Take every line that has the string "Светка" and copy it out.

########################################

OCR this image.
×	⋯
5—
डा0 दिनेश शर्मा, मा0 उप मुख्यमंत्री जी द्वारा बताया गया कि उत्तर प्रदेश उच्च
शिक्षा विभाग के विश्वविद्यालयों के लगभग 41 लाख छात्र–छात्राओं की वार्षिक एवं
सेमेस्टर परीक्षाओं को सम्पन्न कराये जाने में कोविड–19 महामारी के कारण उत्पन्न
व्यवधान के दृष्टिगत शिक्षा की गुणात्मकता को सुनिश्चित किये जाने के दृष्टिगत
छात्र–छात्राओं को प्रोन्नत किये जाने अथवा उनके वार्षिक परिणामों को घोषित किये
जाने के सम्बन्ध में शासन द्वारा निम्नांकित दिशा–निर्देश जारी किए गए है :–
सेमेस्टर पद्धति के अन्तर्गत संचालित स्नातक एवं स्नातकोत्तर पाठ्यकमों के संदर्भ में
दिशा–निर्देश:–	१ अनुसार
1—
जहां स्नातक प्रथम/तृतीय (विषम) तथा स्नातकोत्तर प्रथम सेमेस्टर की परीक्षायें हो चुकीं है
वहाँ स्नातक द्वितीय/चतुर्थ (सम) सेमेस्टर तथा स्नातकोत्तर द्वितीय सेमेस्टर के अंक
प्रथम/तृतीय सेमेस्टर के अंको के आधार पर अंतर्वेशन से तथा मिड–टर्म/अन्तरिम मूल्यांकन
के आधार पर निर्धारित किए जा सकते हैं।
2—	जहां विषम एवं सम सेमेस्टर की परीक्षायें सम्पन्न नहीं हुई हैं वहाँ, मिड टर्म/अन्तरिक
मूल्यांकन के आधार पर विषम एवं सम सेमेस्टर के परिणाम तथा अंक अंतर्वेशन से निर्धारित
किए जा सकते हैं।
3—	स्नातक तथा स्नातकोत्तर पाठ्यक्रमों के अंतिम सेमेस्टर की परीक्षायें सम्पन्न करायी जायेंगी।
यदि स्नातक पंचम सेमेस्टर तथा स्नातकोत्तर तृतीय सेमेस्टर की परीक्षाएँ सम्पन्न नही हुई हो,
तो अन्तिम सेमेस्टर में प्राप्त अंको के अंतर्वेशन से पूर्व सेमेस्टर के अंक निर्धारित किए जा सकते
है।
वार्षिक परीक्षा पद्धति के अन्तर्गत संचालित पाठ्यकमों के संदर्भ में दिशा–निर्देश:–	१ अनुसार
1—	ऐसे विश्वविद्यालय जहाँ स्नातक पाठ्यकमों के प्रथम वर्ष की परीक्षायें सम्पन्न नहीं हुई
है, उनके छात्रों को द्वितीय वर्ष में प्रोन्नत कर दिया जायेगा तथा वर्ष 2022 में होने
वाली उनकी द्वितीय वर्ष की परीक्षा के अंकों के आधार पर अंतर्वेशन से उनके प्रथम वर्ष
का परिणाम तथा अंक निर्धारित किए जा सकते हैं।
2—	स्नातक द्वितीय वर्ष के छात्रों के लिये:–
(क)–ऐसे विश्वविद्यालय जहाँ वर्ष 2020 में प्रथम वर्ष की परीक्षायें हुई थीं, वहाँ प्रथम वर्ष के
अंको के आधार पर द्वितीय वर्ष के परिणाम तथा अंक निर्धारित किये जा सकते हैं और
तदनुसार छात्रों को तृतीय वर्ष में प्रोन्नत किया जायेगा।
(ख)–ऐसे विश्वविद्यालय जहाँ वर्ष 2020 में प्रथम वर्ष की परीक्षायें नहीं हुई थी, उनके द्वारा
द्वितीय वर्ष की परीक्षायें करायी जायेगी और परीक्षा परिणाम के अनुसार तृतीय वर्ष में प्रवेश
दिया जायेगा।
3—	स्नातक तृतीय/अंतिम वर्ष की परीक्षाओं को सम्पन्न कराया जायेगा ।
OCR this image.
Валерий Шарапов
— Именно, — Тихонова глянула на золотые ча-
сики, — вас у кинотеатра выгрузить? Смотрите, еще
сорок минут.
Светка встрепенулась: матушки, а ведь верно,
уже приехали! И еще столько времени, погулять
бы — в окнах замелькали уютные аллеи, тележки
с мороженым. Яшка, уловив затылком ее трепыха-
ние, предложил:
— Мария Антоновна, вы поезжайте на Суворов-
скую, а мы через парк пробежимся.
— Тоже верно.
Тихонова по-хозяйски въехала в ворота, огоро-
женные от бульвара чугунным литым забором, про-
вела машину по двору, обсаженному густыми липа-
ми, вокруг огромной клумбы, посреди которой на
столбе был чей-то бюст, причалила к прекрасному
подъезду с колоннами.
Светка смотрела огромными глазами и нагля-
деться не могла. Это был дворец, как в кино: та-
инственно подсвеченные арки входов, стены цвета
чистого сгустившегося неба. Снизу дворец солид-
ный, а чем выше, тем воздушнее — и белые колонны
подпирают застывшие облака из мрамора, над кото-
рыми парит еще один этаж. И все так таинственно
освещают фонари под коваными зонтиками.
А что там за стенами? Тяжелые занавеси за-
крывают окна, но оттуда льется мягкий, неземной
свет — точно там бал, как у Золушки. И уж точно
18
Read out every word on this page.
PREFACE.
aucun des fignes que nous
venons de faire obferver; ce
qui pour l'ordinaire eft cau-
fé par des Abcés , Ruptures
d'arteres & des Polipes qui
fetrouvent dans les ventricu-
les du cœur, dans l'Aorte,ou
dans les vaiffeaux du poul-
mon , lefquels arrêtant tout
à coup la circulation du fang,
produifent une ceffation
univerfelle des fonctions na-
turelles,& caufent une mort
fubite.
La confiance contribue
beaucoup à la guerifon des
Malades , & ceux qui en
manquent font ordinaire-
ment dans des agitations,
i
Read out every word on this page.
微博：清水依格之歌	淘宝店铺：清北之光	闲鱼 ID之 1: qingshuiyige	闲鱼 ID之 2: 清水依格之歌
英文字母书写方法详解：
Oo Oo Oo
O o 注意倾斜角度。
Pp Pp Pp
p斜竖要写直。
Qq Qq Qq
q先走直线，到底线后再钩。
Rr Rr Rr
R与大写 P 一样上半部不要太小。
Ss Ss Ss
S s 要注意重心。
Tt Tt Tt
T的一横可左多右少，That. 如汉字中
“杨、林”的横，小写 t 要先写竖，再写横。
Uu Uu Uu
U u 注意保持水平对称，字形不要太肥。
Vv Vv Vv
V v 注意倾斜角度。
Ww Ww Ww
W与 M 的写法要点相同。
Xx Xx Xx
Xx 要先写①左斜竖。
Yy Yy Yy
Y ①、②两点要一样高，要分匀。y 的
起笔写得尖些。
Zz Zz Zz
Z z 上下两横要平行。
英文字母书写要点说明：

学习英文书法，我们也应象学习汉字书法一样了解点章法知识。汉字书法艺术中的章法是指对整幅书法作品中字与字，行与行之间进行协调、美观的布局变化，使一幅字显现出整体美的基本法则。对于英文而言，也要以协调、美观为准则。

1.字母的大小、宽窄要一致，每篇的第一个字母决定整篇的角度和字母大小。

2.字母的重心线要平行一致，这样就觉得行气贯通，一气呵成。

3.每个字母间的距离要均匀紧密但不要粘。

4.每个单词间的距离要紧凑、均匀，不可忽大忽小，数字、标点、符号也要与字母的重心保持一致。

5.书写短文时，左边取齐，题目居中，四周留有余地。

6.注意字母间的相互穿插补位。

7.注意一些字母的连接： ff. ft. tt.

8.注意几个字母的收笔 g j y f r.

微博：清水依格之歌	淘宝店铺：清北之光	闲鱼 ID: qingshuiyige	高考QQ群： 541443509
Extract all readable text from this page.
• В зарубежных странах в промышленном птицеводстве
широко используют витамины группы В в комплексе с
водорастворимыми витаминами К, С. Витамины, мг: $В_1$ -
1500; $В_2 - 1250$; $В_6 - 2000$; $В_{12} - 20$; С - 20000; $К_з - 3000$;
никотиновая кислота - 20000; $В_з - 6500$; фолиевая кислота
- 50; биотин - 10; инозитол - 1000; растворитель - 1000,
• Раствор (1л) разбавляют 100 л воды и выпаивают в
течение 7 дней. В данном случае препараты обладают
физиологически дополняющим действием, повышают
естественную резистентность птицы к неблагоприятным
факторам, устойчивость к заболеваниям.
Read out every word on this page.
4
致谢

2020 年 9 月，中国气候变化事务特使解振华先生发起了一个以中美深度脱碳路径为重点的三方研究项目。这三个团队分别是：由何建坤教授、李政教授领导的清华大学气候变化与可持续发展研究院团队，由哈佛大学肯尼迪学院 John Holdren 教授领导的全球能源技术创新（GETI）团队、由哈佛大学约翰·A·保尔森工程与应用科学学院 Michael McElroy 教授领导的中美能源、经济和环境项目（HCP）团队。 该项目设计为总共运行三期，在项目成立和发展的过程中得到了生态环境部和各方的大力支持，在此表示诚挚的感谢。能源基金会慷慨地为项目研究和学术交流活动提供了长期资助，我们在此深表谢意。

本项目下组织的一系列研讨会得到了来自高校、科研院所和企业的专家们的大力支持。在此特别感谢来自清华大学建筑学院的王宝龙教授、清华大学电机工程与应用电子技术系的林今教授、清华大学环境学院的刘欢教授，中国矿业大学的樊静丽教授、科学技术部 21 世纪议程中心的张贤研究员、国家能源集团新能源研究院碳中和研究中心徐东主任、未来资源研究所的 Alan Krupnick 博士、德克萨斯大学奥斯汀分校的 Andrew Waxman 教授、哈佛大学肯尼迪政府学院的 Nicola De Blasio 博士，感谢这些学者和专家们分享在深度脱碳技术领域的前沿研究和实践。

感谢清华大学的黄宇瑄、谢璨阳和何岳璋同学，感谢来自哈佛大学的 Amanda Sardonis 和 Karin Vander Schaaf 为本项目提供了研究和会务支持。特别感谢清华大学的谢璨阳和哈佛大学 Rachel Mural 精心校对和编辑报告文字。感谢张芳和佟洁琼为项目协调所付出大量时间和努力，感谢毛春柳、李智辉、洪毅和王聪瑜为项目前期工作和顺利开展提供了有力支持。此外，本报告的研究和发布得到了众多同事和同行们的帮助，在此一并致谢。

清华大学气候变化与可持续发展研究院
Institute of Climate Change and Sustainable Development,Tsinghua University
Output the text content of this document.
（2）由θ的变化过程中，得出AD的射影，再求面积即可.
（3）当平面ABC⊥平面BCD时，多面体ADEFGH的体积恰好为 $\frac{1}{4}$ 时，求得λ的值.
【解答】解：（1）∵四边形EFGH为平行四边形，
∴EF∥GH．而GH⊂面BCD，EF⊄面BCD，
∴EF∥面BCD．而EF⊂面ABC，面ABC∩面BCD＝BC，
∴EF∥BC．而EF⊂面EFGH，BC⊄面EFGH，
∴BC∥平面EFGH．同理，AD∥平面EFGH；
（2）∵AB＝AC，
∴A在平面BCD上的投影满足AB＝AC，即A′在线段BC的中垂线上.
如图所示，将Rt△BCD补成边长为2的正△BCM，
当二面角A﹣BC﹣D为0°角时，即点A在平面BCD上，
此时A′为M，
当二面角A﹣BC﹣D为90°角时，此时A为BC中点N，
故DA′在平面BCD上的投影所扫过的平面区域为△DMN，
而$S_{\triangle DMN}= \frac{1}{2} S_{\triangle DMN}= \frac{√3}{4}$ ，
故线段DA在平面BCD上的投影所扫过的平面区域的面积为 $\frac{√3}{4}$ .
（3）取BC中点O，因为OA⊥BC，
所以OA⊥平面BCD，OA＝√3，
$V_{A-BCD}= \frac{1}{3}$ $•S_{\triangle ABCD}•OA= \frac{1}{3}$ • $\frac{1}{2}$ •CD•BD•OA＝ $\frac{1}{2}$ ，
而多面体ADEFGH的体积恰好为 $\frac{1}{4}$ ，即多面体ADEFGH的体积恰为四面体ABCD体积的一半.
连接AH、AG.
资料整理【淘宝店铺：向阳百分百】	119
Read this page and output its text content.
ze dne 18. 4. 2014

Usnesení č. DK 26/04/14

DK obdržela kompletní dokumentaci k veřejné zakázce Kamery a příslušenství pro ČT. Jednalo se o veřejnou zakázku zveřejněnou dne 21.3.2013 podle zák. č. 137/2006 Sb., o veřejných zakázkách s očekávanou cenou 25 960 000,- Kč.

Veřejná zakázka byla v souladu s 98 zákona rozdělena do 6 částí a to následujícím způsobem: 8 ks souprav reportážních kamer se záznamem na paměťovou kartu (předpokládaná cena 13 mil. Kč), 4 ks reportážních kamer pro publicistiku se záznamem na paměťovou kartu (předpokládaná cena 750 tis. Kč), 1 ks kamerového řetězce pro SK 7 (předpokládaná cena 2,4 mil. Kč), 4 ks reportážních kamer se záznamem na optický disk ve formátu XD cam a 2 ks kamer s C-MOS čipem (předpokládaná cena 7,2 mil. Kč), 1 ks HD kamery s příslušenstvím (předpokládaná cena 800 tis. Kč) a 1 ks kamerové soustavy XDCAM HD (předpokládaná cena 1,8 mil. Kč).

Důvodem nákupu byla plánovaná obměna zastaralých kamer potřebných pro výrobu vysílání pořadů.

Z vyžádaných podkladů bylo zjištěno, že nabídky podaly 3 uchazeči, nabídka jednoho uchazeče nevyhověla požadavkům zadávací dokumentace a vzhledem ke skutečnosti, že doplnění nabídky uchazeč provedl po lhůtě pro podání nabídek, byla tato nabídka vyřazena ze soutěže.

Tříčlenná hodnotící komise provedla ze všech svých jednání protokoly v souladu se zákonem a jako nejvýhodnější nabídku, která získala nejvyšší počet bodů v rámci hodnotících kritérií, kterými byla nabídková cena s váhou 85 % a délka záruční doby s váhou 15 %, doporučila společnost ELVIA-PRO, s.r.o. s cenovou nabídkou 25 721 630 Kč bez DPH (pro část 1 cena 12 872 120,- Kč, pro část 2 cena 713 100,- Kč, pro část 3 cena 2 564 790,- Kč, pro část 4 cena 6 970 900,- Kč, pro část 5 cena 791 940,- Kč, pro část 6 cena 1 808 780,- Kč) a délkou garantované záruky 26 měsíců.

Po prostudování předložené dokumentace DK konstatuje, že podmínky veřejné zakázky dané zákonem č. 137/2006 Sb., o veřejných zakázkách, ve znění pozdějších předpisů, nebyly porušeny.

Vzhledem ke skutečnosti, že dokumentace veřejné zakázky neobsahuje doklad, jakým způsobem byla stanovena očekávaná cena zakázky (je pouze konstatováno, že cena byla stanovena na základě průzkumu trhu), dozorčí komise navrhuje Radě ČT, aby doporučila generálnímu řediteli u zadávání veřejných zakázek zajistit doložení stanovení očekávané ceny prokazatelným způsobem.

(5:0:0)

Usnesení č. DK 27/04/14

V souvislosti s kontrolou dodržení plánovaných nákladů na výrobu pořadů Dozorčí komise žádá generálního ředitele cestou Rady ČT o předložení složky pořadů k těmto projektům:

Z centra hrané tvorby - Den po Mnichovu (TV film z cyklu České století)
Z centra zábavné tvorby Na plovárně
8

########################################

> Exercise output:
Светка встрепенулась: матушки, а ведь верно,
Светка смотрела огромными глазами и нагля-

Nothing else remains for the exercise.